Task goal: In the listing below, find every line containing "title" and copy it out.
=== Source data ===
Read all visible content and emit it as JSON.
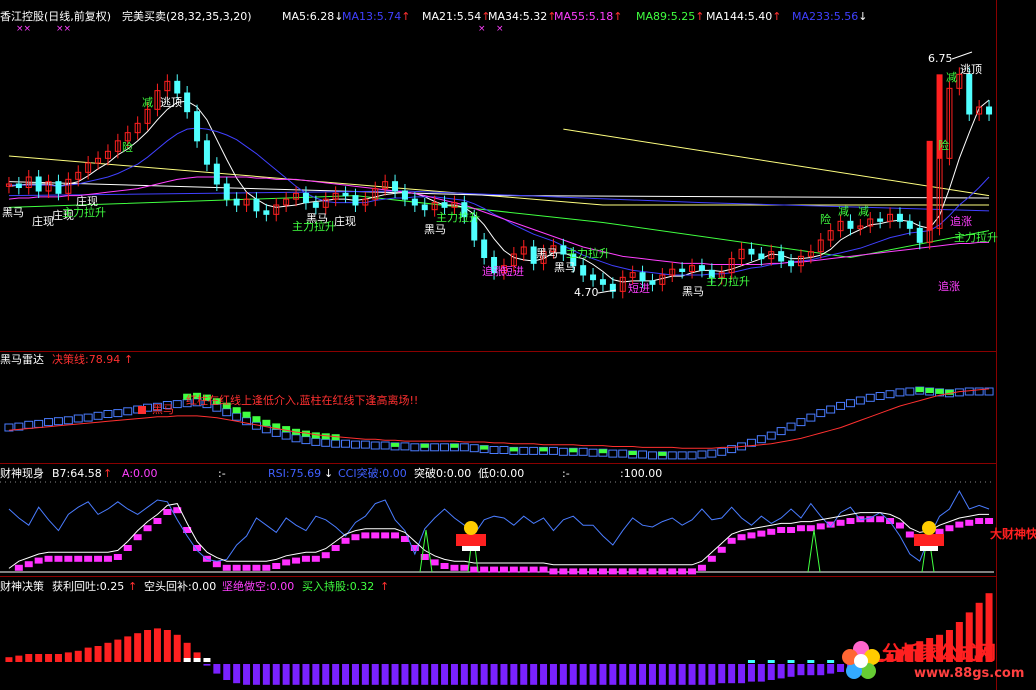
{
  "colors": {
    "up": "#ff2020",
    "down": "#50ffff",
    "ma5": "#ffffff",
    "ma13": "#4040ff",
    "ma21": "#ffffff",
    "ma34": "#ffff60",
    "ma55": "#ff40ff",
    "ma89": "#40ff40",
    "ma144": "#ffffff",
    "ma233": "#4040ff",
    "separator": "#8a0000",
    "green_label": "#40ff40",
    "magenta_label": "#ff40ff"
  },
  "main_panel": {
    "title": "香江控股(日线,前复权)",
    "formula": "完美买卖(28,32,35,3,20)",
    "ma_legend": [
      {
        "label": "MA5:6.28",
        "arrow": "↓",
        "color": "#ffffff"
      },
      {
        "label": "MA13:5.74",
        "arrow": "↑",
        "color": "#4040ff"
      },
      {
        "label": "MA21:5.54",
        "arrow": "↑",
        "color": "#ffffff"
      },
      {
        "label": "MA34:5.32",
        "arrow": "↑",
        "color": "#ffffff"
      },
      {
        "label": "MA55:5.18",
        "arrow": "↑",
        "color": "#ff40ff"
      },
      {
        "label": "MA89:5.25",
        "arrow": "↑",
        "color": "#40ff40"
      },
      {
        "label": "MA144:5.40",
        "arrow": "↑",
        "color": "#ffffff"
      },
      {
        "label": "MA233:5.56",
        "arrow": "↓",
        "color": "#4040ff"
      }
    ],
    "marks": [
      "××",
      "××",
      "×",
      "×"
    ],
    "price_high": "6.75",
    "price_low": "4.70",
    "labels": [
      {
        "text": "减",
        "color": "#40ff40"
      },
      {
        "text": "逃顶",
        "color": "#ffffff"
      },
      {
        "text": "险",
        "color": "#40ff40"
      },
      {
        "text": "黑马",
        "color": "#ffffff"
      },
      {
        "text": "庄现",
        "color": "#ffffff"
      },
      {
        "text": "庄现",
        "color": "#ffffff"
      },
      {
        "text": "主力拉升",
        "color": "#40ff40"
      },
      {
        "text": "庄现",
        "color": "#ffffff"
      },
      {
        "text": "黑马",
        "color": "#ffffff"
      },
      {
        "text": "主力拉升",
        "color": "#40ff40"
      },
      {
        "text": "庄现",
        "color": "#ffffff"
      },
      {
        "text": "黑马",
        "color": "#ffffff"
      },
      {
        "text": "主力拉升",
        "color": "#40ff40"
      },
      {
        "text": "短进",
        "color": "#ff40ff"
      },
      {
        "text": "追涨",
        "color": "#ff40ff"
      },
      {
        "text": "黑马",
        "color": "#ffffff"
      },
      {
        "text": "主力拉升",
        "color": "#40ff40"
      },
      {
        "text": "短进",
        "color": "#ff40ff"
      },
      {
        "text": "黑马",
        "color": "#ffffff"
      },
      {
        "text": "黑马",
        "color": "#ffffff"
      },
      {
        "text": "主力拉升",
        "color": "#40ff40"
      },
      {
        "text": "险",
        "color": "#40ff40"
      },
      {
        "text": "减",
        "color": "#40ff40"
      },
      {
        "text": "减",
        "color": "#40ff40"
      },
      {
        "text": "减",
        "color": "#40ff40"
      },
      {
        "text": "逃顶",
        "color": "#ffffff"
      },
      {
        "text": "险",
        "color": "#40ff40"
      },
      {
        "text": "追涨",
        "color": "#ff40ff"
      },
      {
        "text": "主力拉升",
        "color": "#40ff40"
      },
      {
        "text": "追涨",
        "color": "#ff40ff"
      }
    ]
  },
  "radar_panel": {
    "title": "黑马雷达",
    "line_label": "决策线:78.94",
    "line_arrow": "↑",
    "annotation": "红柱在红线上逢低介入,蓝柱在红线下逢高离场!!",
    "mark_label": "黑马"
  },
  "fortune_panel": {
    "title": "财神现身",
    "b7": "B7:64.58",
    "b7_arrow": "↑",
    "a": "A:0.00",
    "colon": ":-",
    "rsi": "RSI:75.69",
    "rsi_arrow": "↓",
    "cci": "CCI突破:0.00",
    "breakout": "突破0:0.00",
    "low": "低0:0.00",
    "colon2": ":-",
    "hundred": ":100.00",
    "side_label": "大财神快跟进"
  },
  "decision_panel": {
    "title": "财神决策",
    "profit": "获利回吐:0.25",
    "profit_arrow": "↑",
    "short": "空头回补:0.00",
    "firm": "坚绝做空:0.00",
    "buy": "买入持股:0.32",
    "buy_arrow": "↑"
  },
  "logo": {
    "title": "分析家公式网",
    "url": "www.88gs.com"
  },
  "chart_data": [
    {
      "type": "candlestick",
      "title": "香江控股(日线,前复权)",
      "x_count": 100,
      "ylim": [
        4.3,
        7.0
      ],
      "close": [
        5.68,
        5.65,
        5.74,
        5.62,
        5.7,
        5.6,
        5.72,
        5.78,
        5.86,
        5.9,
        5.96,
        6.05,
        6.12,
        6.2,
        6.32,
        6.48,
        6.56,
        6.46,
        6.3,
        6.05,
        5.85,
        5.68,
        5.55,
        5.5,
        5.55,
        5.45,
        5.42,
        5.5,
        5.55,
        5.6,
        5.52,
        5.48,
        5.55,
        5.6,
        5.58,
        5.5,
        5.55,
        5.64,
        5.7,
        5.62,
        5.55,
        5.5,
        5.46,
        5.52,
        5.48,
        5.52,
        5.4,
        5.2,
        5.05,
        4.92,
        4.98,
        5.08,
        5.14,
        5.0,
        5.1,
        5.15,
        5.08,
        4.98,
        4.9,
        4.86,
        4.82,
        4.76,
        4.88,
        4.92,
        4.85,
        4.82,
        4.9,
        4.95,
        4.93,
        4.98,
        4.94,
        4.88,
        4.92,
        5.04,
        5.12,
        5.08,
        5.04,
        5.1,
        5.02,
        4.98,
        5.06,
        5.1,
        5.2,
        5.28,
        5.36,
        5.3,
        5.32,
        5.38,
        5.36,
        5.42,
        5.36,
        5.3,
        5.18,
        5.3,
        5.9,
        6.5,
        6.62,
        6.28,
        6.34,
        6.28
      ],
      "series": [
        {
          "name": "MA5",
          "values": [
            5.66,
            5.67,
            5.68,
            5.68,
            5.68,
            5.66,
            5.68,
            5.7,
            5.75,
            5.81,
            5.86,
            5.93,
            5.98,
            6.05,
            6.13,
            6.23,
            6.32,
            6.38,
            6.39,
            6.34,
            6.23,
            6.06,
            5.89,
            5.73,
            5.61,
            5.55,
            5.5,
            5.48,
            5.49,
            5.5,
            5.52,
            5.53,
            5.54,
            5.55,
            5.55,
            5.54,
            5.55,
            5.57,
            5.59,
            5.6,
            5.61,
            5.6,
            5.57,
            5.53,
            5.5,
            5.5,
            5.48,
            5.42,
            5.33,
            5.21,
            5.11,
            5.05,
            5.03,
            5.02,
            5.04,
            5.09,
            5.09,
            5.06,
            5.04,
            4.99,
            4.93,
            4.86,
            4.84,
            4.85,
            4.85,
            4.85,
            4.87,
            4.89,
            4.89,
            4.92,
            4.94,
            4.94,
            4.93,
            4.95,
            4.98,
            5.01,
            5.04,
            5.08,
            5.07,
            5.04,
            5.04,
            5.05,
            5.07,
            5.12,
            5.2,
            5.25,
            5.29,
            5.33,
            5.34,
            5.36,
            5.37,
            5.36,
            5.32,
            5.3,
            5.41,
            5.64,
            5.9,
            6.12,
            6.33,
            6.4
          ]
        },
        {
          "name": "MA13",
          "values": [
            5.67,
            5.67,
            5.67,
            5.67,
            5.67,
            5.66,
            5.67,
            5.68,
            5.7,
            5.72,
            5.74,
            5.77,
            5.81,
            5.85,
            5.91,
            5.98,
            6.05,
            6.11,
            6.15,
            6.16,
            6.15,
            6.13,
            6.1,
            6.06,
            6.0,
            5.94,
            5.87,
            5.8,
            5.73,
            5.66,
            5.6,
            5.56,
            5.53,
            5.52,
            5.52,
            5.52,
            5.52,
            5.54,
            5.55,
            5.56,
            5.56,
            5.57,
            5.57,
            5.57,
            5.56,
            5.55,
            5.54,
            5.51,
            5.47,
            5.42,
            5.38,
            5.33,
            5.29,
            5.25,
            5.22,
            5.19,
            5.15,
            5.11,
            5.07,
            5.04,
            5.01,
            4.98,
            4.96,
            4.94,
            4.93,
            4.92,
            4.91,
            4.9,
            4.9,
            4.9,
            4.9,
            4.91,
            4.91,
            4.92,
            4.94,
            4.96,
            4.97,
            4.99,
            5.0,
            5.01,
            5.02,
            5.03,
            5.05,
            5.07,
            5.09,
            5.11,
            5.13,
            5.16,
            5.19,
            5.22,
            5.24,
            5.26,
            5.27,
            5.28,
            5.33,
            5.41,
            5.5,
            5.57,
            5.65,
            5.74
          ]
        },
        {
          "name": "MA55",
          "values": [
            5.55,
            5.56,
            5.56,
            5.57,
            5.57,
            5.57,
            5.58,
            5.58,
            5.59,
            5.6,
            5.61,
            5.62,
            5.63,
            5.64,
            5.66,
            5.68,
            5.7,
            5.72,
            5.73,
            5.74,
            5.74,
            5.74,
            5.74,
            5.74,
            5.74,
            5.73,
            5.73,
            5.72,
            5.72,
            5.72,
            5.71,
            5.7,
            5.69,
            5.68,
            5.67,
            5.66,
            5.65,
            5.64,
            5.63,
            5.62,
            5.61,
            5.6,
            5.58,
            5.56,
            5.54,
            5.52,
            5.5,
            5.47,
            5.44,
            5.41,
            5.38,
            5.35,
            5.32,
            5.29,
            5.26,
            5.23,
            5.2,
            5.17,
            5.14,
            5.12,
            5.1,
            5.08,
            5.06,
            5.05,
            5.04,
            5.03,
            5.02,
            5.01,
            5.0,
            5.0,
            5.0,
            4.99,
            4.99,
            4.99,
            4.99,
            4.99,
            4.99,
            5.0,
            5.0,
            5.01,
            5.01,
            5.02,
            5.03,
            5.04,
            5.05,
            5.06,
            5.07,
            5.08,
            5.09,
            5.1,
            5.11,
            5.12,
            5.13,
            5.14,
            5.15,
            5.16,
            5.17,
            5.17,
            5.18,
            5.18
          ]
        }
      ]
    },
    {
      "type": "bar",
      "title": "黑马雷达",
      "x_count": 100,
      "ylim": [
        0,
        100
      ],
      "values": [
        40,
        41,
        43,
        44,
        46,
        47,
        48,
        50,
        51,
        53,
        55,
        56,
        58,
        60,
        62,
        63,
        65,
        66,
        67,
        68,
        66,
        62,
        57,
        52,
        47,
        42,
        38,
        34,
        31,
        28,
        26,
        24,
        23,
        22,
        22,
        21,
        21,
        20,
        20,
        19,
        19,
        18,
        18,
        18,
        18,
        18,
        18,
        17,
        16,
        15,
        15,
        14,
        14,
        14,
        14,
        14,
        13,
        13,
        13,
        12,
        12,
        11,
        11,
        10,
        10,
        9,
        9,
        9,
        9,
        9,
        10,
        11,
        13,
        16,
        19,
        23,
        27,
        31,
        36,
        41,
        46,
        51,
        56,
        60,
        64,
        67,
        70,
        73,
        75,
        77,
        79,
        80,
        81,
        80,
        79,
        78,
        79,
        80,
        80,
        80
      ],
      "decision_line": [
        33,
        34,
        35,
        36,
        37,
        38,
        39,
        40,
        41,
        42,
        43,
        44,
        45,
        46,
        47,
        48,
        48,
        49,
        49,
        49,
        48,
        47,
        45,
        43,
        41,
        39,
        37,
        35,
        33,
        31,
        30,
        28,
        27,
        26,
        25,
        24,
        23,
        23,
        22,
        22,
        21,
        21,
        21,
        21,
        21,
        21,
        20,
        20,
        20,
        19,
        19,
        18,
        18,
        18,
        17,
        17,
        17,
        17,
        16,
        16,
        16,
        15,
        15,
        15,
        14,
        14,
        14,
        14,
        13,
        13,
        13,
        13,
        14,
        14,
        15,
        16,
        17,
        18,
        20,
        22,
        24,
        27,
        30,
        33,
        36,
        40,
        44,
        48,
        52,
        56,
        60,
        63,
        66,
        69,
        72,
        74,
        76,
        77,
        78,
        79
      ]
    },
    {
      "type": "bar",
      "title": "财神现身",
      "x_count": 100,
      "ylim": [
        0,
        100
      ],
      "b7_values": [
        0,
        8,
        12,
        16,
        18,
        18,
        18,
        18,
        18,
        18,
        18,
        20,
        30,
        42,
        52,
        60,
        70,
        72,
        50,
        30,
        18,
        12,
        8,
        8,
        8,
        8,
        8,
        10,
        14,
        16,
        18,
        18,
        22,
        30,
        38,
        42,
        44,
        44,
        44,
        44,
        40,
        30,
        20,
        14,
        10,
        8,
        8,
        6,
        6,
        6,
        6,
        6,
        6,
        6,
        6,
        4,
        4,
        4,
        4,
        4,
        4,
        4,
        4,
        4,
        4,
        4,
        4,
        4,
        4,
        4,
        8,
        18,
        28,
        38,
        42,
        44,
        46,
        48,
        50,
        50,
        52,
        52,
        54,
        56,
        58,
        60,
        62,
        62,
        62,
        60,
        55,
        45,
        40,
        42,
        48,
        52,
        56,
        58,
        60,
        60
      ],
      "rsi_values": [
        70,
        60,
        52,
        72,
        58,
        46,
        64,
        72,
        78,
        64,
        70,
        78,
        70,
        64,
        72,
        80,
        78,
        58,
        40,
        24,
        14,
        12,
        14,
        30,
        40,
        60,
        52,
        44,
        60,
        52,
        46,
        62,
        58,
        50,
        40,
        55,
        62,
        76,
        80,
        58,
        46,
        20,
        48,
        60,
        70,
        60,
        52,
        42,
        58,
        62,
        60,
        52,
        62,
        54,
        60,
        46,
        58,
        62,
        52,
        52,
        40,
        30,
        46,
        60,
        52,
        50,
        56,
        60,
        52,
        58,
        70,
        58,
        60,
        72,
        60,
        52,
        62,
        54,
        60,
        70,
        60,
        76,
        62,
        50,
        66,
        72,
        58,
        60,
        66,
        56,
        40,
        20,
        12,
        40,
        62,
        70,
        90,
        70,
        74,
        70
      ]
    },
    {
      "type": "bar",
      "title": "财神决策",
      "x_count": 100,
      "ylim": [
        -1,
        1
      ],
      "values": [
        0.06,
        0.08,
        0.1,
        0.1,
        0.1,
        0.1,
        0.12,
        0.14,
        0.18,
        0.2,
        0.24,
        0.28,
        0.32,
        0.36,
        0.4,
        0.42,
        0.4,
        0.34,
        0.24,
        0.12,
        -0.02,
        -0.12,
        -0.2,
        -0.24,
        -0.26,
        -0.26,
        -0.26,
        -0.26,
        -0.26,
        -0.26,
        -0.26,
        -0.26,
        -0.26,
        -0.26,
        -0.26,
        -0.26,
        -0.26,
        -0.26,
        -0.26,
        -0.26,
        -0.26,
        -0.26,
        -0.26,
        -0.26,
        -0.26,
        -0.26,
        -0.26,
        -0.26,
        -0.26,
        -0.26,
        -0.26,
        -0.26,
        -0.26,
        -0.26,
        -0.26,
        -0.26,
        -0.26,
        -0.26,
        -0.26,
        -0.26,
        -0.26,
        -0.26,
        -0.26,
        -0.26,
        -0.26,
        -0.26,
        -0.26,
        -0.26,
        -0.26,
        -0.26,
        -0.26,
        -0.26,
        -0.24,
        -0.24,
        -0.24,
        -0.22,
        -0.22,
        -0.2,
        -0.18,
        -0.16,
        -0.14,
        -0.14,
        -0.14,
        -0.12,
        -0.1,
        -0.08,
        -0.06,
        -0.02,
        0.04,
        0.1,
        0.16,
        0.22,
        0.26,
        0.3,
        0.34,
        0.4,
        0.5,
        0.62,
        0.74,
        0.86
      ]
    }
  ]
}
===
Exercise answer:
    "title": "香江控股(日线,前复权)",
    "title": "黑马雷达",
    "title": "财神现身",
    "title": "财神决策",
    "title": "分析家公式网",
      "title": "香江控股(日线,前复权)",
      "title": "黑马雷达",
      "title": "财神现身",
      "title": "财神决策",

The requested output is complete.